Extract, from the records beneath this instruction, each line that contains the word "salary".

Extracted data entries:
-*-

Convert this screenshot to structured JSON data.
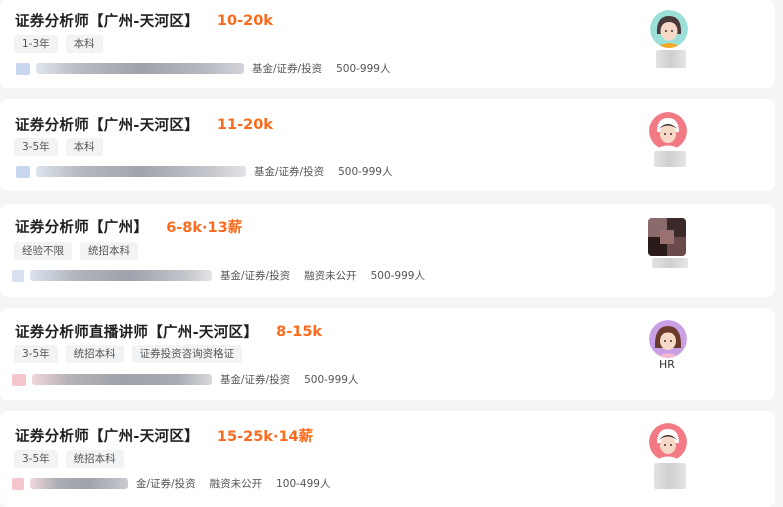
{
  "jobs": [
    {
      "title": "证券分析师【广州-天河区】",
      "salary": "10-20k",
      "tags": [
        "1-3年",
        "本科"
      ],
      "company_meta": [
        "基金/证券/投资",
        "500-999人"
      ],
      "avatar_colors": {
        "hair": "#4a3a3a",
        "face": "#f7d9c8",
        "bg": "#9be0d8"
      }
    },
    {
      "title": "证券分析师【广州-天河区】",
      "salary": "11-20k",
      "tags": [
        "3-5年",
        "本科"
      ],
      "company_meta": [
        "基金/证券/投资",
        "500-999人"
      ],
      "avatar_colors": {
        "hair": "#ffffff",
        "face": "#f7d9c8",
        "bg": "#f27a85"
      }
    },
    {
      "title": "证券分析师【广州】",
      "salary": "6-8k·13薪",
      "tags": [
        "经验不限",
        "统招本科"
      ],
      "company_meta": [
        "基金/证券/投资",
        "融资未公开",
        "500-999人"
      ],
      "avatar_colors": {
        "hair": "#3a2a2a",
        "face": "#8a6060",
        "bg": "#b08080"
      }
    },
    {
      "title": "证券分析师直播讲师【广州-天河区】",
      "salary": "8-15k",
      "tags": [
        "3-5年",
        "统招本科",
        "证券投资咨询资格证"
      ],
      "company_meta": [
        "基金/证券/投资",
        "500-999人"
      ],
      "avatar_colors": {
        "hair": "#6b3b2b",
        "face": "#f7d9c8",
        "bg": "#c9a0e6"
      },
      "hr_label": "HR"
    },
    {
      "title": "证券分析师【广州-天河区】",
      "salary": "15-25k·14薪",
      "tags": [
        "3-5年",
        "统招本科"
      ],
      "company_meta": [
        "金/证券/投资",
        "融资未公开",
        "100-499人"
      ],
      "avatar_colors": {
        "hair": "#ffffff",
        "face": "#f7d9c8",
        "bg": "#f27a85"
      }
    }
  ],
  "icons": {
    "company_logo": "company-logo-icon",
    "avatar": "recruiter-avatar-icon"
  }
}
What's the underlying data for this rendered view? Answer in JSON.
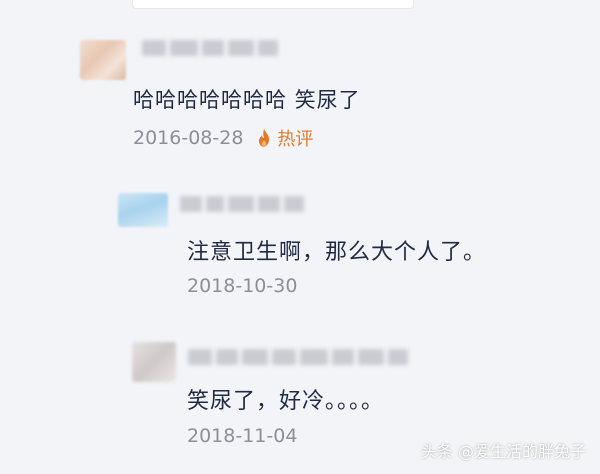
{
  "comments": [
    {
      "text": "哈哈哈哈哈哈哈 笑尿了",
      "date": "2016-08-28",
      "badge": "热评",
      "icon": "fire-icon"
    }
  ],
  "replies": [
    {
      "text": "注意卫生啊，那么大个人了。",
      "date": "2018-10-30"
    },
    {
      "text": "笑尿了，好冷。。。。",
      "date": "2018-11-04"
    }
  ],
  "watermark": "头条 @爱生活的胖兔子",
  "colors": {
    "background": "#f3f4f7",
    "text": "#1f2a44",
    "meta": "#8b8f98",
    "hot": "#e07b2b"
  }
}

-*-

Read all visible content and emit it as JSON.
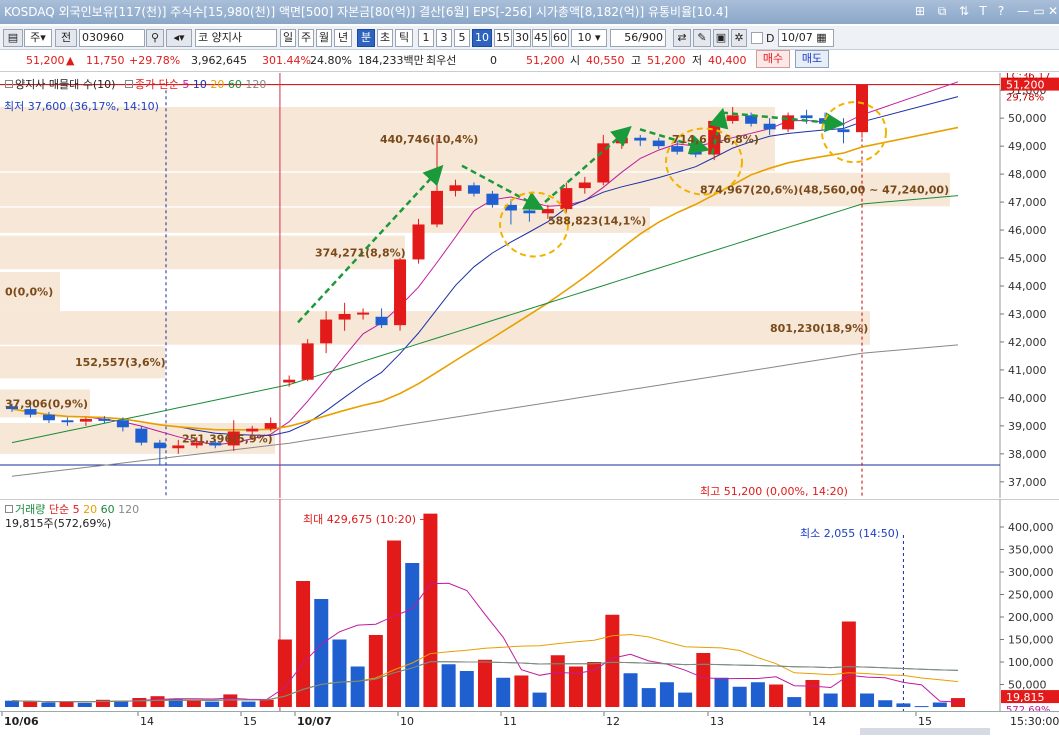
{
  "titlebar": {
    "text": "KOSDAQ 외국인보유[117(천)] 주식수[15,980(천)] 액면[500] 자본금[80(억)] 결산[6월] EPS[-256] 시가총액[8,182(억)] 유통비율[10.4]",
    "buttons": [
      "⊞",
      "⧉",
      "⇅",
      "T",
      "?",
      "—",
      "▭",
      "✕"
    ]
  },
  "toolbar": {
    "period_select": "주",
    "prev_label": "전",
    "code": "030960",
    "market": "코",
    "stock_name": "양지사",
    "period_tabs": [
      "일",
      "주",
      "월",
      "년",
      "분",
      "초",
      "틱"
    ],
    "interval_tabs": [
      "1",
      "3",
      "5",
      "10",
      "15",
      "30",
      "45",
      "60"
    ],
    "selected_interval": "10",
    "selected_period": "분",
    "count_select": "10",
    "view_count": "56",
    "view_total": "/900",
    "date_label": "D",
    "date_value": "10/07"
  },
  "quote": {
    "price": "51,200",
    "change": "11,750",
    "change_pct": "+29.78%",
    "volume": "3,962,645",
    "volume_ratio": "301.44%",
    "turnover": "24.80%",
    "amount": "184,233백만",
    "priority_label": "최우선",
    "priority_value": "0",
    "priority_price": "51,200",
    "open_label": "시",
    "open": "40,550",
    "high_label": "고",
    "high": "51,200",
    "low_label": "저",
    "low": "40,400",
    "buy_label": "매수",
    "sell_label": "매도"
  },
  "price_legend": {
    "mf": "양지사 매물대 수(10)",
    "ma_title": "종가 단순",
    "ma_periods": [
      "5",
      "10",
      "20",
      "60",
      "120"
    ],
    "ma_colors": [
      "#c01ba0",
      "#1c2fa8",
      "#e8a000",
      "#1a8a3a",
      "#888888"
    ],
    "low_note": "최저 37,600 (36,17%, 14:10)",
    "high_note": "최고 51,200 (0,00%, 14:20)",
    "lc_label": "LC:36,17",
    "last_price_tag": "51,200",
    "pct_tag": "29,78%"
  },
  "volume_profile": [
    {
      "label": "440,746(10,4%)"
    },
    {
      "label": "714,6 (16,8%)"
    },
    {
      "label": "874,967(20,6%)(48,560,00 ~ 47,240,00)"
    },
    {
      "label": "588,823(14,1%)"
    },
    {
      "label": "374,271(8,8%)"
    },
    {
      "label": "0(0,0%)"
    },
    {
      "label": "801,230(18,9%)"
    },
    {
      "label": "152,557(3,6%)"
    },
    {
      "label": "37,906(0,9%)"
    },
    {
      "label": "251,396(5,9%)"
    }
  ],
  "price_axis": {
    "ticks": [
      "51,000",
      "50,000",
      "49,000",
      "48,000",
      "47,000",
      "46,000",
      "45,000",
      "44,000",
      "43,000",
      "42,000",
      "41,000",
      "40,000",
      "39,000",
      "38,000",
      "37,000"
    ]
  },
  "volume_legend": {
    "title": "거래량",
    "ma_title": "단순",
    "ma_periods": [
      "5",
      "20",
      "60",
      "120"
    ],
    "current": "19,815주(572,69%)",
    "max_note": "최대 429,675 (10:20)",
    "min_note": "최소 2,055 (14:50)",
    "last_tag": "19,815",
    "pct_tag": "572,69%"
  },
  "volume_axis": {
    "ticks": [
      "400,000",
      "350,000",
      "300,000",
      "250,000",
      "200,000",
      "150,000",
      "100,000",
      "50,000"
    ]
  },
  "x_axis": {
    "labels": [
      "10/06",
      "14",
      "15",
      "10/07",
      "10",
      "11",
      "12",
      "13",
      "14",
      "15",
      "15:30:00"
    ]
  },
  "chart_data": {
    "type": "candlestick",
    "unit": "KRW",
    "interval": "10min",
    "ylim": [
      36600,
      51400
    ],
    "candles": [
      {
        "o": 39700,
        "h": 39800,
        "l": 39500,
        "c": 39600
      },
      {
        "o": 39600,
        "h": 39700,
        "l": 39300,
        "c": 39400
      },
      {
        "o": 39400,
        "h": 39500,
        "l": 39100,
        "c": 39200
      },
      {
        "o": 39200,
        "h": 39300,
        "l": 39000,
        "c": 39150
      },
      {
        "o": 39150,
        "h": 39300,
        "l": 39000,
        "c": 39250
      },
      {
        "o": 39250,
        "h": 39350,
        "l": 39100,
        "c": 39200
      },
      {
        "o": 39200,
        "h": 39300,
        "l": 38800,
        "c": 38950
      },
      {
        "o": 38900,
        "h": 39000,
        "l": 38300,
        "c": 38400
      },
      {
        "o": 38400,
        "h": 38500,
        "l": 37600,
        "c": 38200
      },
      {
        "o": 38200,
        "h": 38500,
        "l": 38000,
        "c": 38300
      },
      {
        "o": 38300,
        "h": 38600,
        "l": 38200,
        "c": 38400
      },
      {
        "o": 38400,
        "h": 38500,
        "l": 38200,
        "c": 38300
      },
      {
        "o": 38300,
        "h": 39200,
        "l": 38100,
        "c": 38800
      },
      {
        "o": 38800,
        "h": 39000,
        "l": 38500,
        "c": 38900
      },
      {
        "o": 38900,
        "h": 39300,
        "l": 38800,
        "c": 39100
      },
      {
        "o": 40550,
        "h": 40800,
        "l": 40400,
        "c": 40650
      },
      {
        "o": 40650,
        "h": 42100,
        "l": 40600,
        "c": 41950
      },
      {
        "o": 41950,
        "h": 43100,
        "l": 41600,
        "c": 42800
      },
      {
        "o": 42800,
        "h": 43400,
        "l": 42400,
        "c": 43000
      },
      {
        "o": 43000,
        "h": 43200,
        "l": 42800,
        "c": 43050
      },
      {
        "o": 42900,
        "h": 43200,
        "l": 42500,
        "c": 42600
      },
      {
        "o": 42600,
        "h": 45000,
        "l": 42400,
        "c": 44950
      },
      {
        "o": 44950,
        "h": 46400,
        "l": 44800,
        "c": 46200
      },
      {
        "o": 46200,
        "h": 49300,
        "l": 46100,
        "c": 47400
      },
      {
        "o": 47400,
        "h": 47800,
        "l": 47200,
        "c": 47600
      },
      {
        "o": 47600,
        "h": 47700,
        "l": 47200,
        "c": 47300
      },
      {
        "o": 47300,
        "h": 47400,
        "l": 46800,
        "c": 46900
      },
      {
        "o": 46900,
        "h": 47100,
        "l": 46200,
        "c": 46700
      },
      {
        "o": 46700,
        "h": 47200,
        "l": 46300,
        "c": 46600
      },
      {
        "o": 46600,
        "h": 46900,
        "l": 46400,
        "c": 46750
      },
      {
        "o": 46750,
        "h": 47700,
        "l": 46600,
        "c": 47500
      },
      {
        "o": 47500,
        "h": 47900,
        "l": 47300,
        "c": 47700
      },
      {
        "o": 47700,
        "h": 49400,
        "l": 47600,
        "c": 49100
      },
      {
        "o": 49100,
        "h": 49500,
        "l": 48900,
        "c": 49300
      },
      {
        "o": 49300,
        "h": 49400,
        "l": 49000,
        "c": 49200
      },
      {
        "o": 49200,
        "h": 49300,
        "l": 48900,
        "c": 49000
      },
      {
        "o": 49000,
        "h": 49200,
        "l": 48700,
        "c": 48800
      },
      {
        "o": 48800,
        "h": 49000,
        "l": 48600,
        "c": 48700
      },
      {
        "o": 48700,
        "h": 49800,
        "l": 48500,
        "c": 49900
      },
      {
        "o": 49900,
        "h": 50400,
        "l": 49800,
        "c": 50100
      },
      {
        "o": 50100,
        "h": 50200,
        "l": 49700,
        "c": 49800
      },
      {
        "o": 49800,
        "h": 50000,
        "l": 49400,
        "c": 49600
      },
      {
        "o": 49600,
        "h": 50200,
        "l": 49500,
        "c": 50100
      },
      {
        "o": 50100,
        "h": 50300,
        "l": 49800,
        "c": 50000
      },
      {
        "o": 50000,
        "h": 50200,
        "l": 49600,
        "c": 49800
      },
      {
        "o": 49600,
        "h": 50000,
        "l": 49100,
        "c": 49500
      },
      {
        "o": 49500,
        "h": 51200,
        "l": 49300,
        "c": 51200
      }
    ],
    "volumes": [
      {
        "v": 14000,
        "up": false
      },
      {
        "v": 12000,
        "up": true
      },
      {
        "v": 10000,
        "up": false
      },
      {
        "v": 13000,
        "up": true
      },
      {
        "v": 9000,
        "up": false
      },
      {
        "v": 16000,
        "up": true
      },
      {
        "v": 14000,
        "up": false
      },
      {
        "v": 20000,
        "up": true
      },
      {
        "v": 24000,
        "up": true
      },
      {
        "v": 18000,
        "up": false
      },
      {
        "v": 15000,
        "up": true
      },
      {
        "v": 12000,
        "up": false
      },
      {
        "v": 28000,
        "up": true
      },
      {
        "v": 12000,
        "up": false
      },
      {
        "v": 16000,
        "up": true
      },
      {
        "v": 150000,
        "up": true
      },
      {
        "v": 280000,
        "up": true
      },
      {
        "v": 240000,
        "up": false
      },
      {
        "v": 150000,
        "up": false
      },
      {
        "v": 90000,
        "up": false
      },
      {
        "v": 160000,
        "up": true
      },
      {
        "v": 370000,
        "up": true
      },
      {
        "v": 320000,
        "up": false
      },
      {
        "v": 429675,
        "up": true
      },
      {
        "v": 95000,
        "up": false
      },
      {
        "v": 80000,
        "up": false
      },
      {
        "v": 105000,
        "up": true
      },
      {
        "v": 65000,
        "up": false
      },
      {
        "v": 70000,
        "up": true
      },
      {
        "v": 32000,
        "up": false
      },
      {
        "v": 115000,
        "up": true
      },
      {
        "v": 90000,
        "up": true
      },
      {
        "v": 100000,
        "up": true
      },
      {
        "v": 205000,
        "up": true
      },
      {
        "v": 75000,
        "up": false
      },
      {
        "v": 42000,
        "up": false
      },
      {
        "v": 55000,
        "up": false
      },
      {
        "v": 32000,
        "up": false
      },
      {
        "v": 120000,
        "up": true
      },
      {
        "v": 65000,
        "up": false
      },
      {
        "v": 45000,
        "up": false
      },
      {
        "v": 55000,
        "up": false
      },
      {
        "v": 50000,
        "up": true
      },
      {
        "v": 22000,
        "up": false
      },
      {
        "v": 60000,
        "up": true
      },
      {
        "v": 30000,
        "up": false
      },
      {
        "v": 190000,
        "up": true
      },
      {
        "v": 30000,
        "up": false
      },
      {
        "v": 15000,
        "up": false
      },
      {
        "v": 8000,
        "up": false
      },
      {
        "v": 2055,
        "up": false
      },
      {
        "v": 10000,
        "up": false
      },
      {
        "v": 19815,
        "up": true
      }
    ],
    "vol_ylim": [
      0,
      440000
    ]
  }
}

-*-

WRITTEN RESPONSE:
      "salary": "10-20k",
      "salary": "11-20k",
      "salary": "6-8k·13薪",
      "salary": "8-15k",
      "salary": "15-25k·14薪",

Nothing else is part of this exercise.